▸ **YOUR TASK**
Review the material line by line. Identify and copy every line that contains the string "intercellulaire".

::: LISTED ENTRIES

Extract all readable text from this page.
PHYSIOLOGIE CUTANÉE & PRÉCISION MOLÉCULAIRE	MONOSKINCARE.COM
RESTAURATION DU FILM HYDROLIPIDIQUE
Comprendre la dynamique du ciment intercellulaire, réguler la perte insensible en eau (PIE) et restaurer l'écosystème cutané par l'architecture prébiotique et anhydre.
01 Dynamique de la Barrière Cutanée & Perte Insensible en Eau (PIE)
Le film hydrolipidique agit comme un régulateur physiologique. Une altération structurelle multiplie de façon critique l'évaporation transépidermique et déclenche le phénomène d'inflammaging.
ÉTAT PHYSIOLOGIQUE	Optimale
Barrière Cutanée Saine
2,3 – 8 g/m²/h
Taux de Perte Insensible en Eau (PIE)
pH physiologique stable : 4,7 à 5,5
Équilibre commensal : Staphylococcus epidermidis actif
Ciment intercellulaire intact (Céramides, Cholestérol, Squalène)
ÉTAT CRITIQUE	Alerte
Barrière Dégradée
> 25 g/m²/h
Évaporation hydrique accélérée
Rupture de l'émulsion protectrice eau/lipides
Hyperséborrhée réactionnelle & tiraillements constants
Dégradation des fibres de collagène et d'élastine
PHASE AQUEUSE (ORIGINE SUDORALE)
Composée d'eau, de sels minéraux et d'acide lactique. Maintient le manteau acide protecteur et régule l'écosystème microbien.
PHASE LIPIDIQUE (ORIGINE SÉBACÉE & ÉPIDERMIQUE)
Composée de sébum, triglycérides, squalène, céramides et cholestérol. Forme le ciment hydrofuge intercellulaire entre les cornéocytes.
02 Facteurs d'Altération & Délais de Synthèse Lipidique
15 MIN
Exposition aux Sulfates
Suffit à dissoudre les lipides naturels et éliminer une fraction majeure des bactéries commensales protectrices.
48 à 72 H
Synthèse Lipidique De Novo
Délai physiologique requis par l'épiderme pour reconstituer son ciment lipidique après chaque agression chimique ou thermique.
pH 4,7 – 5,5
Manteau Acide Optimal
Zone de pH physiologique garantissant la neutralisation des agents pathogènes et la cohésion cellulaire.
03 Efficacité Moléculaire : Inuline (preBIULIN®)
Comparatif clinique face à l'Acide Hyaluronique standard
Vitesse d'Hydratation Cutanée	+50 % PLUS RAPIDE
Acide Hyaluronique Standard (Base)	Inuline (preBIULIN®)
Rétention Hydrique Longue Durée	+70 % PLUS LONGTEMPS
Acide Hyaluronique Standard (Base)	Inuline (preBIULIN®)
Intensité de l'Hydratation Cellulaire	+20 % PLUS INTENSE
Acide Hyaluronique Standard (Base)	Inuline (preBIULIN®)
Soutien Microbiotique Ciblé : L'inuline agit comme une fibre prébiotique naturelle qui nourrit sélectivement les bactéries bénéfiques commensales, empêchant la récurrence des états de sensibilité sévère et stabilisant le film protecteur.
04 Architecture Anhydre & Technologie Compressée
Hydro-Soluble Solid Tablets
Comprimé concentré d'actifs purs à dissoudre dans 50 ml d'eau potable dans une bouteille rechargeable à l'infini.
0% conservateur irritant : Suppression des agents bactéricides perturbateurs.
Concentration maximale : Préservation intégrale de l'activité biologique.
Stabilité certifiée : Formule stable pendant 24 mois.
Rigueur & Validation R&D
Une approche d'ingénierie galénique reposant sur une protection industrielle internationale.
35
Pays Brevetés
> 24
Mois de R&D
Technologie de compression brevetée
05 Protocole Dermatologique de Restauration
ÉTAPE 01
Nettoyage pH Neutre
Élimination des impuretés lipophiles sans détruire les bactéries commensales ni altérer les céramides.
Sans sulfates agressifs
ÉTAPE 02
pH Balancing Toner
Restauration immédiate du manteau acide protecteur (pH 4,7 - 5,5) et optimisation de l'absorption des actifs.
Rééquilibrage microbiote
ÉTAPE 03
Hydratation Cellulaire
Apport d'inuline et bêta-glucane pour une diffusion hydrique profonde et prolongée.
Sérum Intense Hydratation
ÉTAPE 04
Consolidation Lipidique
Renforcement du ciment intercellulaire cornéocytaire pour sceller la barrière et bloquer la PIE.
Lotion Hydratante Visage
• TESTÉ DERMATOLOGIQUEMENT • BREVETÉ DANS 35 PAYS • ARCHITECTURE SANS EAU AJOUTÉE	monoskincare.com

::::::

▸ **EXERCISE RESULT**
Comprendre la dynamique du ciment intercellulaire, réguler la perte insensible en eau (PIE) et restaurer l'écosystème cutané par l'architecture prébiotique et anhydre.
Ciment intercellulaire intact (Céramides, Cholestérol, Squalène)
Composée de sébum, triglycérides, squalène, céramides et cholestérol. Forme le ciment hydrofuge intercellulaire entre les cornéocytes.
Renforcement du ciment intercellulaire cornéocytaire pour sceller la barrière et bloquer la PIE.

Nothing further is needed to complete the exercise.